» SHORT PROBLEM:
The entries need to be copied exactly.

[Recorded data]
==========
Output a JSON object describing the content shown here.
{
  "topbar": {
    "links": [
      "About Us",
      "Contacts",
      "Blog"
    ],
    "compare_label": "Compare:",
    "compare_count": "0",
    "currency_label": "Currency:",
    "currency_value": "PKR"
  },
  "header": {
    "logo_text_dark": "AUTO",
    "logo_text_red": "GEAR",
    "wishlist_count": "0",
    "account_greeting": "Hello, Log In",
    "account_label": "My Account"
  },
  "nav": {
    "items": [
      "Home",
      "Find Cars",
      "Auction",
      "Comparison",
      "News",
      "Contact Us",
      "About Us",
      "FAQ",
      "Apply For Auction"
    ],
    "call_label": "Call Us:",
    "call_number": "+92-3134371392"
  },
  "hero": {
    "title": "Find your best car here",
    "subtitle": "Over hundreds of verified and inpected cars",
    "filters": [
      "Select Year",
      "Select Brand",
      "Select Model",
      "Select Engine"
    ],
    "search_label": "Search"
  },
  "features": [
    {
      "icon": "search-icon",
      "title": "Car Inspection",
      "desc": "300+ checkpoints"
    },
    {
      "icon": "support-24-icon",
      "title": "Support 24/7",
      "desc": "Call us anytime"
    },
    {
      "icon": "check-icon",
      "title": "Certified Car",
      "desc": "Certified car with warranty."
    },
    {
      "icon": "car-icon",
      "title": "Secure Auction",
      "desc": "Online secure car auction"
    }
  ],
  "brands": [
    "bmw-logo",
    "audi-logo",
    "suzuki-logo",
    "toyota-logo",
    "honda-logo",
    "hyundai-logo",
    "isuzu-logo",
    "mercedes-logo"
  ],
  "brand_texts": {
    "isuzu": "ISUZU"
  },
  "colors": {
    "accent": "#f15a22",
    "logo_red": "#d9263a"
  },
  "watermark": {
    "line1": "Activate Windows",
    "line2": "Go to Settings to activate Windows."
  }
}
==========
» FINAL RESULT:
Output a JSON object describing the content shown here.
{
  "topbar": {
    "links": [
      "About Us",
      "Contacts",
      "Blog"
    ],
    "compare_label": "Compare:",
    "compare_count": "0",
    "currency_label": "Currency:",
    "currency_value": "PKR"
  },
  "header": {
    "logo_text_dark": "AUTO",
    "logo_text_red": "GEAR",
    "wishlist_count": "0",
    "account_greeting": "Hello, Log In",
    "account_label": "My Account"
  },
  "nav": {
    "items": [
      "Home",
      "Find Cars",
      "Auction",
      "Comparison",
      "News",
      "Contact Us",
      "About Us",
      "FAQ",
      "Apply For Auction"
    ],
    "call_label": "Call Us:",
    "call_number": "+92-3134371392"
  },
  "hero": {
    "title": "Find your best car here",
    "subtitle": "Over hundreds of verified and inpected cars",
    "filters": [
      "Select Year",
      "Select Brand",
      "Select Model",
      "Select Engine"
    ],
    "search_label": "Search"
  },
  "features": [
    {
      "icon": "search-icon",
      "title": "Car Inspection",
      "desc": "300+ checkpoints"
    },
    {
      "icon": "support-24-icon",
      "title": "Support 24/7",
      "desc": "Call us anytime"
    },
    {
      "icon": "check-icon",
      "title": "Certified Car",
      "desc": "Certified car with warranty."
    },
    {
      "icon": "car-icon",
      "title": "Secure Auction",
      "desc": "Online secure car auction"
    }
  ],
  "brands": [
    "bmw-logo",
    "audi-logo",
    "suzuki-logo",
    "toyota-logo",
    "honda-logo",
    "hyundai-logo",
    "isuzu-logo",
    "mercedes-logo"
  ],
  "brand_texts": {
    "isuzu": "ISUZU"
  },
  "colors": {
    "accent": "#f15a22",
    "logo_red": "#d9263a"
  },
  "watermark": {
    "line1": "Activate Windows",
    "line2": "Go to Settings to activate Windows."
  }
}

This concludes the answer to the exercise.